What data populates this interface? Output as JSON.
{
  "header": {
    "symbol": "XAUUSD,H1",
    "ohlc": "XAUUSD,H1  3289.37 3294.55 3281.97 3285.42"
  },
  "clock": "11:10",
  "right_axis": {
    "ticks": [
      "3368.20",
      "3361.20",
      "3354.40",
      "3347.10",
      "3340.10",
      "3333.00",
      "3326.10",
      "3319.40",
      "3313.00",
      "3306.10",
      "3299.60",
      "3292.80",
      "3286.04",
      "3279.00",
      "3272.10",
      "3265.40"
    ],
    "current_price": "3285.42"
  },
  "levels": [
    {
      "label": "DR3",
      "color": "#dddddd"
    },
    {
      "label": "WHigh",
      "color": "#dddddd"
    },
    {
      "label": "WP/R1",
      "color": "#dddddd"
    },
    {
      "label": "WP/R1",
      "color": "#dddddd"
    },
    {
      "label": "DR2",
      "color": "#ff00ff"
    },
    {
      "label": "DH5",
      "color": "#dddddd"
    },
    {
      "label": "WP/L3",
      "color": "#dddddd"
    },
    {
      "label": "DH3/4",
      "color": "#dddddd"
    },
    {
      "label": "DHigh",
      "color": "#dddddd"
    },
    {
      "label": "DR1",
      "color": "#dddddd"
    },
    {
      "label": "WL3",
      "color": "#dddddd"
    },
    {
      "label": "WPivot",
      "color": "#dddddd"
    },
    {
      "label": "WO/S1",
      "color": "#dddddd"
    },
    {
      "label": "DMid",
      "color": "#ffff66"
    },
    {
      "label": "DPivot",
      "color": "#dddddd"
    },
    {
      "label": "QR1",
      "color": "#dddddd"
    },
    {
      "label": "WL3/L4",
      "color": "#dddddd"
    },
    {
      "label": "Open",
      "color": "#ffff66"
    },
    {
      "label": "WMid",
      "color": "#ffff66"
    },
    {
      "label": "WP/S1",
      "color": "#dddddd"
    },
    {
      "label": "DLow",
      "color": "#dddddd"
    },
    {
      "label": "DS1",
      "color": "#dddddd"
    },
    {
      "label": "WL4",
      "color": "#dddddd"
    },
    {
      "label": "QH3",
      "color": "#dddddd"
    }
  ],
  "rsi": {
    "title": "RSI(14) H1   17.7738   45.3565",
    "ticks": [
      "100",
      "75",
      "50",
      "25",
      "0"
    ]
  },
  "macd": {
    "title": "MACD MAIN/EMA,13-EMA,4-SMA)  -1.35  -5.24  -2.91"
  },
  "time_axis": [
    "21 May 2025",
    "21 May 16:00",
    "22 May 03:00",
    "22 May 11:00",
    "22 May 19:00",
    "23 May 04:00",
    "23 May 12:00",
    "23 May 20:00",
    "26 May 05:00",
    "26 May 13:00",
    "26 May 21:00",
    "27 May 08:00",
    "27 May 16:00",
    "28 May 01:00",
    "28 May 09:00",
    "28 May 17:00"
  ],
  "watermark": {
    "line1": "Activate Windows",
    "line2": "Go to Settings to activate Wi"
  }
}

━━━━━━━━━━━━━━━━━━━━

* [Given problem] Output the records above in their entirety, exactly.

* [Result of the task]
What data populates this interface? Output as JSON.
{
  "header": {
    "symbol": "XAUUSD,H1",
    "ohlc": "XAUUSD,H1  3289.37 3294.55 3281.97 3285.42"
  },
  "clock": "11:10",
  "right_axis": {
    "ticks": [
      "3368.20",
      "3361.20",
      "3354.40",
      "3347.10",
      "3340.10",
      "3333.00",
      "3326.10",
      "3319.40",
      "3313.00",
      "3306.10",
      "3299.60",
      "3292.80",
      "3286.04",
      "3279.00",
      "3272.10",
      "3265.40"
    ],
    "current_price": "3285.42"
  },
  "levels": [
    {
      "label": "DR3",
      "color": "#dddddd"
    },
    {
      "label": "WHigh",
      "color": "#dddddd"
    },
    {
      "label": "WP/R1",
      "color": "#dddddd"
    },
    {
      "label": "WP/R1",
      "color": "#dddddd"
    },
    {
      "label": "DR2",
      "color": "#ff00ff"
    },
    {
      "label": "DH5",
      "color": "#dddddd"
    },
    {
      "label": "WP/L3",
      "color": "#dddddd"
    },
    {
      "label": "DH3/4",
      "color": "#dddddd"
    },
    {
      "label": "DHigh",
      "color": "#dddddd"
    },
    {
      "label": "DR1",
      "color": "#dddddd"
    },
    {
      "label": "WL3",
      "color": "#dddddd"
    },
    {
      "label": "WPivot",
      "color": "#dddddd"
    },
    {
      "label": "WO/S1",
      "color": "#dddddd"
    },
    {
      "label": "DMid",
      "color": "#ffff66"
    },
    {
      "label": "DPivot",
      "color": "#dddddd"
    },
    {
      "label": "QR1",
      "color": "#dddddd"
    },
    {
      "label": "WL3/L4",
      "color": "#dddddd"
    },
    {
      "label": "Open",
      "color": "#ffff66"
    },
    {
      "label": "WMid",
      "color": "#ffff66"
    },
    {
      "label": "WP/S1",
      "color": "#dddddd"
    },
    {
      "label": "DLow",
      "color": "#dddddd"
    },
    {
      "label": "DS1",
      "color": "#dddddd"
    },
    {
      "label": "WL4",
      "color": "#dddddd"
    },
    {
      "label": "QH3",
      "color": "#dddddd"
    }
  ],
  "rsi": {
    "title": "RSI(14) H1   17.7738   45.3565",
    "ticks": [
      "100",
      "75",
      "50",
      "25",
      "0"
    ]
  },
  "macd": {
    "title": "MACD MAIN/EMA,13-EMA,4-SMA)  -1.35  -5.24  -2.91"
  },
  "time_axis": [
    "21 May 2025",
    "21 May 16:00",
    "22 May 03:00",
    "22 May 11:00",
    "22 May 19:00",
    "23 May 04:00",
    "23 May 12:00",
    "23 May 20:00",
    "26 May 05:00",
    "26 May 13:00",
    "26 May 21:00",
    "27 May 08:00",
    "27 May 16:00",
    "28 May 01:00",
    "28 May 09:00",
    "28 May 17:00"
  ],
  "watermark": {
    "line1": "Activate Windows",
    "line2": "Go to Settings to activate Wi"
  }
}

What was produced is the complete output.